** EXERCISE BRIEF **
Find every line in the records below that holds the word "their" and copy it.

═════ DATA EXTRACT ═════

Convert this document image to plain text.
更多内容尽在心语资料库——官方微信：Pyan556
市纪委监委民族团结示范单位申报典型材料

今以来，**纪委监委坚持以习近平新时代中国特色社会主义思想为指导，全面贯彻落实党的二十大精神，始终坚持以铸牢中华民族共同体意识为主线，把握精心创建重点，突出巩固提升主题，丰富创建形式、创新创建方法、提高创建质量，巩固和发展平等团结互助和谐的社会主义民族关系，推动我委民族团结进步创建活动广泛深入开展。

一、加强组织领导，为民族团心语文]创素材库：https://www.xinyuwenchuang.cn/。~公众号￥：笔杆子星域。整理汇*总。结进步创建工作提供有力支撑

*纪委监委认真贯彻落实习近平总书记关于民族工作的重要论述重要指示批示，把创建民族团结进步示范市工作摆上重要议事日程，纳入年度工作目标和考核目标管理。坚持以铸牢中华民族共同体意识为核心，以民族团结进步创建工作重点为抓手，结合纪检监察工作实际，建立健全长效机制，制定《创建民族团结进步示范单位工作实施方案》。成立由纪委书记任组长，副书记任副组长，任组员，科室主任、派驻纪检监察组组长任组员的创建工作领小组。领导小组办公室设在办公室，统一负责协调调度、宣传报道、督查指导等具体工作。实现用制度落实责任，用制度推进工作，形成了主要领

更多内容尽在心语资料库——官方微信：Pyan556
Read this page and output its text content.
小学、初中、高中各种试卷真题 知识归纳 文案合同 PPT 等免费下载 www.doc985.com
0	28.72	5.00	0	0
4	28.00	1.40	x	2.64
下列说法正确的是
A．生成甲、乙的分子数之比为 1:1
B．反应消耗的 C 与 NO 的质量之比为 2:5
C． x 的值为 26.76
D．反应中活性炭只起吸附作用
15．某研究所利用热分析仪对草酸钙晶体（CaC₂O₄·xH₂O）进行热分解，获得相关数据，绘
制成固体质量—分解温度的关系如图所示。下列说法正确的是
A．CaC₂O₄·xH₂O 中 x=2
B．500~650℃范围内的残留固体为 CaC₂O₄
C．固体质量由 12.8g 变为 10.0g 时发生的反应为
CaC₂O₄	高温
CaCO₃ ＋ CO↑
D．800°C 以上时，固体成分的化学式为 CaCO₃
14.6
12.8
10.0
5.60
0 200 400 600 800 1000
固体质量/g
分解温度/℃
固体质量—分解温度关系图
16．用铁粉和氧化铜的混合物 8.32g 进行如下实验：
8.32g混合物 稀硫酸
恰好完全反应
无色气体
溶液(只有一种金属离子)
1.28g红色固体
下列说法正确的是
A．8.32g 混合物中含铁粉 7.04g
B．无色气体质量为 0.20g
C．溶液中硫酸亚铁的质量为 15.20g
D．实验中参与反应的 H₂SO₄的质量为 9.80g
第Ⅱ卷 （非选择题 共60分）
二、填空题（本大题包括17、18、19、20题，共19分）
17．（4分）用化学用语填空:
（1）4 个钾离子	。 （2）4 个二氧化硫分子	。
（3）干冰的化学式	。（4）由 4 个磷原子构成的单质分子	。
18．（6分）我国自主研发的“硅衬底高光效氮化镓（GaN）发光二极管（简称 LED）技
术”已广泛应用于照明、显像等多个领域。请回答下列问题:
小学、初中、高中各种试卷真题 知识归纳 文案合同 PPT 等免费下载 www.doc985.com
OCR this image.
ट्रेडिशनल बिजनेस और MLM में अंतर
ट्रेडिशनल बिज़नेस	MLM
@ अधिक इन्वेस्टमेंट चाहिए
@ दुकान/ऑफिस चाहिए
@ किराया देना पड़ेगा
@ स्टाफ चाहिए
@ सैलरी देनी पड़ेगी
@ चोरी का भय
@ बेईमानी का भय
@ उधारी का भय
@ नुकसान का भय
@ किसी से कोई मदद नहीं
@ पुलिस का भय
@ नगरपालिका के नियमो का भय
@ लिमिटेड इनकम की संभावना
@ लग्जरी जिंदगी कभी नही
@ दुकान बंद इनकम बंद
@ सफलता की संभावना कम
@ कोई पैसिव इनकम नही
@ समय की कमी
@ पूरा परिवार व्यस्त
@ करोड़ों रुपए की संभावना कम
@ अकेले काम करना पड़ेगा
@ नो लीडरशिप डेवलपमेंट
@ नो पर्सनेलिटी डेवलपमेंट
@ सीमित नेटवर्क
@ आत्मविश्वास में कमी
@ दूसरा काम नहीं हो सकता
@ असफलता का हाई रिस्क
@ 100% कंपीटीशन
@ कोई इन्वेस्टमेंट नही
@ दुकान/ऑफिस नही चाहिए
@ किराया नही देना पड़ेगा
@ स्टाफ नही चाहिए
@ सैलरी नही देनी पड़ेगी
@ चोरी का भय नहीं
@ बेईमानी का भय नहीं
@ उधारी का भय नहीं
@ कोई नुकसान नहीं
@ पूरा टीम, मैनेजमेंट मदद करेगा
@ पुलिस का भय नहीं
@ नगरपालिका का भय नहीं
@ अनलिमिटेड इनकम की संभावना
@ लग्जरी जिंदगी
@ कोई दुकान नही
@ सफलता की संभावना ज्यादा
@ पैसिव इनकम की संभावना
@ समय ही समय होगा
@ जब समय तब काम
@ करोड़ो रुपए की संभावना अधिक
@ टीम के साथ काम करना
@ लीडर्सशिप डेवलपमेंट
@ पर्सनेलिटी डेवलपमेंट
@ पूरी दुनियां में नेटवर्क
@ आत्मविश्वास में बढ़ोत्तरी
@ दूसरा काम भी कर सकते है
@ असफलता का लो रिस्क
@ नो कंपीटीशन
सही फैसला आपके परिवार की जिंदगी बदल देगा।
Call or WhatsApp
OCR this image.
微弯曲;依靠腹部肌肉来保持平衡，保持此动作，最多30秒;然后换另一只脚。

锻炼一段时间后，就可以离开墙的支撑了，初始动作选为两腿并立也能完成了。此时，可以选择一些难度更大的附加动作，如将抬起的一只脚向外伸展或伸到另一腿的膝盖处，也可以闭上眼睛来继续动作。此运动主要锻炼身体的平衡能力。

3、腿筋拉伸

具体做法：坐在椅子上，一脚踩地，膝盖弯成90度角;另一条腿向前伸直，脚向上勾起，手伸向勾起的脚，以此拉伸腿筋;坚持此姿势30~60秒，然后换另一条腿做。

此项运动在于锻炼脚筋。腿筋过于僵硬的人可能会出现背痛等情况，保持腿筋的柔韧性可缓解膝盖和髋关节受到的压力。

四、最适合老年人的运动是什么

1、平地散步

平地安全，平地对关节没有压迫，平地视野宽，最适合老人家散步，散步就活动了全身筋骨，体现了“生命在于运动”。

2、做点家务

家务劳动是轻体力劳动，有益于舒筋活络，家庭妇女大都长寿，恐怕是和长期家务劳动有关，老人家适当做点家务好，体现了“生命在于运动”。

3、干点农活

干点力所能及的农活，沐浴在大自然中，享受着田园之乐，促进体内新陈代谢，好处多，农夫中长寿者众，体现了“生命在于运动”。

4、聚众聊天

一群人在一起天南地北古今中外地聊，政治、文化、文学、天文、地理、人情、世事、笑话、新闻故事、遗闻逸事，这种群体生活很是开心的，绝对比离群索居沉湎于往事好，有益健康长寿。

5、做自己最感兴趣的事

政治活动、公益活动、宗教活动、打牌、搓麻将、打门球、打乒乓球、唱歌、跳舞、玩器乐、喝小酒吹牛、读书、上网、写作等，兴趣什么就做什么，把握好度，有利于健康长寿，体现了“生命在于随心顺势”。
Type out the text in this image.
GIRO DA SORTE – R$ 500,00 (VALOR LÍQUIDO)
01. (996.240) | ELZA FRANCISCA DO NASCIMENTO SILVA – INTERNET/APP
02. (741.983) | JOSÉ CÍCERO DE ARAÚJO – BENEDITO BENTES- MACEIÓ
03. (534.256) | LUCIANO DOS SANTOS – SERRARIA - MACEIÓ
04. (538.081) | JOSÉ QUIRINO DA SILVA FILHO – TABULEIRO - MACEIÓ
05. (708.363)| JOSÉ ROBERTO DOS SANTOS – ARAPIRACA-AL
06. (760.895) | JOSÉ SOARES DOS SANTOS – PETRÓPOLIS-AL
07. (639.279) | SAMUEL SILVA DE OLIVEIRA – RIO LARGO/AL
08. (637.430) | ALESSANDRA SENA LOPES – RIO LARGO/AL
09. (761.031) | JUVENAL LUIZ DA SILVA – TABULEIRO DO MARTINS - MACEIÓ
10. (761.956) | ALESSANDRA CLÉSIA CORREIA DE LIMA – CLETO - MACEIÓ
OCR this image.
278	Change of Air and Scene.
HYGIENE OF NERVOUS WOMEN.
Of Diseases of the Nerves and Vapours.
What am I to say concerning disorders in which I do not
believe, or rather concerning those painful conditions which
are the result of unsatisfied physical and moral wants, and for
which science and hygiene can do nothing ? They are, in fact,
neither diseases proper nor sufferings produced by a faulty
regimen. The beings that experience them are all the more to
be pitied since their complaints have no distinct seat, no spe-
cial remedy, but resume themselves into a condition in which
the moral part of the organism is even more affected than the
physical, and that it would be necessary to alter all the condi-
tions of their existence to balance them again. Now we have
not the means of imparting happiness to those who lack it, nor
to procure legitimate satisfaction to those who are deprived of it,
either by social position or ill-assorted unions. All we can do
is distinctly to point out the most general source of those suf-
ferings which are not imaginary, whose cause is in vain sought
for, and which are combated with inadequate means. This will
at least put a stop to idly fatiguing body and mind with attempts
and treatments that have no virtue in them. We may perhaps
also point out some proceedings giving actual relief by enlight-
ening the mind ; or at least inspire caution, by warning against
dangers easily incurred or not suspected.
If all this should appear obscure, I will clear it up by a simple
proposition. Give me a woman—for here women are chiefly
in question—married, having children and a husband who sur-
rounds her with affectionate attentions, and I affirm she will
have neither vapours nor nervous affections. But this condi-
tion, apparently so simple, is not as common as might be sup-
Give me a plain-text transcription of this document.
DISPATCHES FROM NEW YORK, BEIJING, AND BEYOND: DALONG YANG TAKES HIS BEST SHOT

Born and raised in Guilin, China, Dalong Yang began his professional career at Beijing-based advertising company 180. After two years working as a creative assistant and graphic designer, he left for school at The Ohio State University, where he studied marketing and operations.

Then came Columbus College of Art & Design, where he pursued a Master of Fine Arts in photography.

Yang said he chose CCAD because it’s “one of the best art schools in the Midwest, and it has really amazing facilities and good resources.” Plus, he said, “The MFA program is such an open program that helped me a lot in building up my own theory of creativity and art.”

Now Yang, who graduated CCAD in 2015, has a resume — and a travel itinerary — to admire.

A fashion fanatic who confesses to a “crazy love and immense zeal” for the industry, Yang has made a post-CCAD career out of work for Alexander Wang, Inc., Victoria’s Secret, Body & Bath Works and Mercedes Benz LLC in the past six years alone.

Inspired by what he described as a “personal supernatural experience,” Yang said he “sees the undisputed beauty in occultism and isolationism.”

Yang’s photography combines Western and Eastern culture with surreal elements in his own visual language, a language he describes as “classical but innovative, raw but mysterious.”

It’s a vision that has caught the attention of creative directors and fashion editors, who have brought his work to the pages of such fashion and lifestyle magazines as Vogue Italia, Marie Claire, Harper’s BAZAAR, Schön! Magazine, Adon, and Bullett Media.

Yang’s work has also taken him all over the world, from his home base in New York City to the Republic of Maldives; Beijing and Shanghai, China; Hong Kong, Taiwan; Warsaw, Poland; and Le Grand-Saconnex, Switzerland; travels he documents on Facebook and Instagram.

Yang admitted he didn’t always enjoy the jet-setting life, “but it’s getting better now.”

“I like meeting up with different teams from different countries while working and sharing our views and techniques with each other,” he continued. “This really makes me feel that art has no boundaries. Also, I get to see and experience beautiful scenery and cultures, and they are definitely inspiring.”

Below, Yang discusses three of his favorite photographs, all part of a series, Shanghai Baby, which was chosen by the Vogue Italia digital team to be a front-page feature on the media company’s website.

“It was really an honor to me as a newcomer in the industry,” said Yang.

═════

** WORKED ANSWER **
be pitied since their complaints have no distinct seat, no spe-
tions of their existence to balance them again. Now we have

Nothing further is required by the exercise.